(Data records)
* * * *

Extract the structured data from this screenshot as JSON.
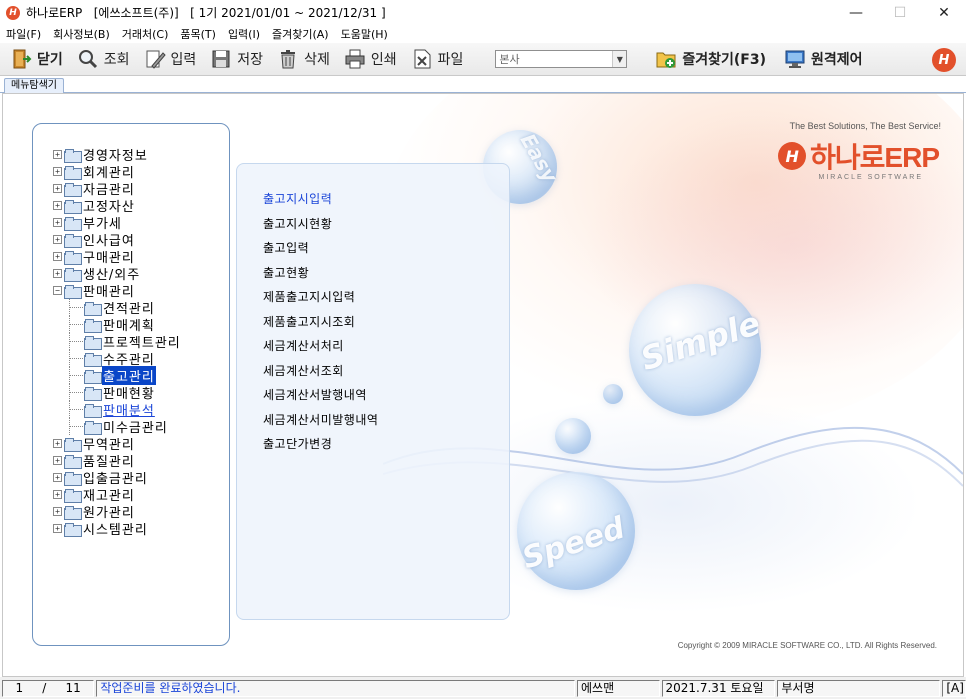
{
  "window": {
    "title": "하나로ERP   [에쓰소프트(주)]   [ 1기 2021/01/01 ~ 2021/12/31 ]",
    "logo_text": "H",
    "controls": [
      "—",
      "☐",
      "✕"
    ]
  },
  "menubar": [
    "파일(F)",
    "회사정보(B)",
    "거래처(C)",
    "품목(T)",
    "입력(I)",
    "즐겨찾기(A)",
    "도움말(H)"
  ],
  "toolbar": {
    "close": "닫기",
    "search": "조회",
    "input": "입력",
    "save": "저장",
    "delete": "삭제",
    "print": "인쇄",
    "file": "파일",
    "branch_value": "본사",
    "favorites": "즐겨찾기(F3)",
    "remote": "원격제어"
  },
  "tab": {
    "label": "메뉴탐색기"
  },
  "tree": {
    "items": [
      {
        "label": "경영자정보",
        "expander": "+"
      },
      {
        "label": "회계관리",
        "expander": "+"
      },
      {
        "label": "자금관리",
        "expander": "+"
      },
      {
        "label": "고정자산",
        "expander": "+"
      },
      {
        "label": "부가세",
        "expander": "+"
      },
      {
        "label": "인사급여",
        "expander": "+"
      },
      {
        "label": "구매관리",
        "expander": "+"
      },
      {
        "label": "생산/외주",
        "expander": "+"
      },
      {
        "label": "판매관리",
        "expander": "−"
      }
    ],
    "children": [
      {
        "label": "견적관리"
      },
      {
        "label": "판매계획"
      },
      {
        "label": "프로젝트관리"
      },
      {
        "label": "수주관리"
      },
      {
        "label": "출고관리"
      },
      {
        "label": "판매현황"
      },
      {
        "label": "판매분석"
      },
      {
        "label": "미수금관리"
      }
    ],
    "rest": [
      {
        "label": "무역관리",
        "expander": "+"
      },
      {
        "label": "품질관리",
        "expander": "+"
      },
      {
        "label": "입출금관리",
        "expander": "+"
      },
      {
        "label": "재고관리",
        "expander": "+"
      },
      {
        "label": "원가관리",
        "expander": "+"
      },
      {
        "label": "시스템관리",
        "expander": "+"
      }
    ],
    "selected_index": 4,
    "hovered_index": 6
  },
  "submenu": {
    "items": [
      "출고지시입력",
      "출고지시현황",
      "출고입력",
      "출고현황",
      "제품출고지시입력",
      "제품출고지시조회",
      "세금계산서처리",
      "세금계산서조회",
      "세금계산서발행내역",
      "세금계산서미발행내역",
      "출고단가변경"
    ],
    "active_index": 0
  },
  "brand": {
    "slogan": "The Best Solutions, The Best Service!",
    "name": "하나로ERP",
    "subtitle": "MIRACLE SOFTWARE",
    "copyright": "Copyright © 2009 MIRACLE SOFTWARE CO., LTD. All Rights Reserved."
  },
  "bubbles": [
    "Easy",
    "Simple",
    "Speed"
  ],
  "statusbar": {
    "page_current": "1",
    "page_sep": "/",
    "page_total": "11",
    "message": "작업준비를 완료하였습니다.",
    "user": "에쓰맨",
    "date": "2021.7.31 토요일",
    "dept": "부서명",
    "mode": "[A]"
  },
  "colors": {
    "brand": "#e2502b",
    "selection": "#0a46c8",
    "link": "#1b45d8"
  }
}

* * * *

→ **Requirements**
Copy the records exactly. Skip the pictures.

→ **Solution for this task**
Extract the structured data from this screenshot as JSON.
{
  "window": {
    "title": "하나로ERP   [에쓰소프트(주)]   [ 1기 2021/01/01 ~ 2021/12/31 ]",
    "logo_text": "H",
    "controls": [
      "—",
      "☐",
      "✕"
    ]
  },
  "menubar": [
    "파일(F)",
    "회사정보(B)",
    "거래처(C)",
    "품목(T)",
    "입력(I)",
    "즐겨찾기(A)",
    "도움말(H)"
  ],
  "toolbar": {
    "close": "닫기",
    "search": "조회",
    "input": "입력",
    "save": "저장",
    "delete": "삭제",
    "print": "인쇄",
    "file": "파일",
    "branch_value": "본사",
    "favorites": "즐겨찾기(F3)",
    "remote": "원격제어"
  },
  "tab": {
    "label": "메뉴탐색기"
  },
  "tree": {
    "items": [
      {
        "label": "경영자정보",
        "expander": "+"
      },
      {
        "label": "회계관리",
        "expander": "+"
      },
      {
        "label": "자금관리",
        "expander": "+"
      },
      {
        "label": "고정자산",
        "expander": "+"
      },
      {
        "label": "부가세",
        "expander": "+"
      },
      {
        "label": "인사급여",
        "expander": "+"
      },
      {
        "label": "구매관리",
        "expander": "+"
      },
      {
        "label": "생산/외주",
        "expander": "+"
      },
      {
        "label": "판매관리",
        "expander": "−"
      }
    ],
    "children": [
      {
        "label": "견적관리"
      },
      {
        "label": "판매계획"
      },
      {
        "label": "프로젝트관리"
      },
      {
        "label": "수주관리"
      },
      {
        "label": "출고관리"
      },
      {
        "label": "판매현황"
      },
      {
        "label": "판매분석"
      },
      {
        "label": "미수금관리"
      }
    ],
    "rest": [
      {
        "label": "무역관리",
        "expander": "+"
      },
      {
        "label": "품질관리",
        "expander": "+"
      },
      {
        "label": "입출금관리",
        "expander": "+"
      },
      {
        "label": "재고관리",
        "expander": "+"
      },
      {
        "label": "원가관리",
        "expander": "+"
      },
      {
        "label": "시스템관리",
        "expander": "+"
      }
    ],
    "selected_index": 4,
    "hovered_index": 6
  },
  "submenu": {
    "items": [
      "출고지시입력",
      "출고지시현황",
      "출고입력",
      "출고현황",
      "제품출고지시입력",
      "제품출고지시조회",
      "세금계산서처리",
      "세금계산서조회",
      "세금계산서발행내역",
      "세금계산서미발행내역",
      "출고단가변경"
    ],
    "active_index": 0
  },
  "brand": {
    "slogan": "The Best Solutions, The Best Service!",
    "name": "하나로ERP",
    "subtitle": "MIRACLE SOFTWARE",
    "copyright": "Copyright © 2009 MIRACLE SOFTWARE CO., LTD. All Rights Reserved."
  },
  "bubbles": [
    "Easy",
    "Simple",
    "Speed"
  ],
  "statusbar": {
    "page_current": "1",
    "page_sep": "/",
    "page_total": "11",
    "message": "작업준비를 완료하였습니다.",
    "user": "에쓰맨",
    "date": "2021.7.31 토요일",
    "dept": "부서명",
    "mode": "[A]"
  },
  "colors": {
    "brand": "#e2502b",
    "selection": "#0a46c8",
    "link": "#1b45d8"
  }
}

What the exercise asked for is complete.